→ **WORK TO BE COMPLETED**: Look through the material below. Copy each line that contains the string "Short".

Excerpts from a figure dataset
====

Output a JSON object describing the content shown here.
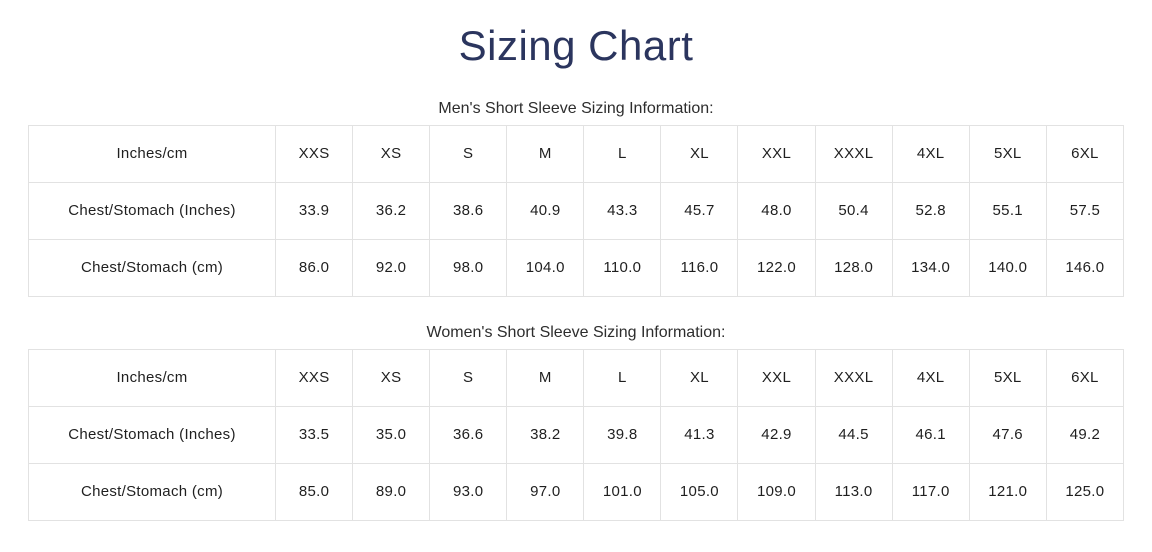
{
  "page": {
    "title": "Sizing Chart"
  },
  "colors": {
    "title-color": "#2b355e",
    "text-color": "#1f1f1f",
    "caption-color": "#2d2d2d",
    "border-color": "#e2e2e2"
  },
  "tables": [
    {
      "caption": "Men's Short Sleeve Sizing Information:",
      "columns": [
        "Inches/cm",
        "XXS",
        "XS",
        "S",
        "M",
        "L",
        "XL",
        "XXL",
        "XXXL",
        "4XL",
        "5XL",
        "6XL"
      ],
      "rows": [
        {
          "label": "Chest/Stomach (Inches)",
          "values": [
            "33.9",
            "36.2",
            "38.6",
            "40.9",
            "43.3",
            "45.7",
            "48.0",
            "50.4",
            "52.8",
            "55.1",
            "57.5"
          ]
        },
        {
          "label": "Chest/Stomach (cm)",
          "values": [
            "86.0",
            "92.0",
            "98.0",
            "104.0",
            "110.0",
            "116.0",
            "122.0",
            "128.0",
            "134.0",
            "140.0",
            "146.0"
          ]
        }
      ]
    },
    {
      "caption": "Women's Short Sleeve Sizing Information:",
      "columns": [
        "Inches/cm",
        "XXS",
        "XS",
        "S",
        "M",
        "L",
        "XL",
        "XXL",
        "XXXL",
        "4XL",
        "5XL",
        "6XL"
      ],
      "rows": [
        {
          "label": "Chest/Stomach (Inches)",
          "values": [
            "33.5",
            "35.0",
            "36.6",
            "38.2",
            "39.8",
            "41.3",
            "42.9",
            "44.5",
            "46.1",
            "47.6",
            "49.2"
          ]
        },
        {
          "label": "Chest/Stomach (cm)",
          "values": [
            "85.0",
            "89.0",
            "93.0",
            "97.0",
            "101.0",
            "105.0",
            "109.0",
            "113.0",
            "117.0",
            "121.0",
            "125.0"
          ]
        }
      ]
    }
  ]
}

====

→ **RESPONSE TO THE TASK**:
      "caption": "Men's Short Sleeve Sizing Information:",
      "caption": "Women's Short Sleeve Sizing Information:",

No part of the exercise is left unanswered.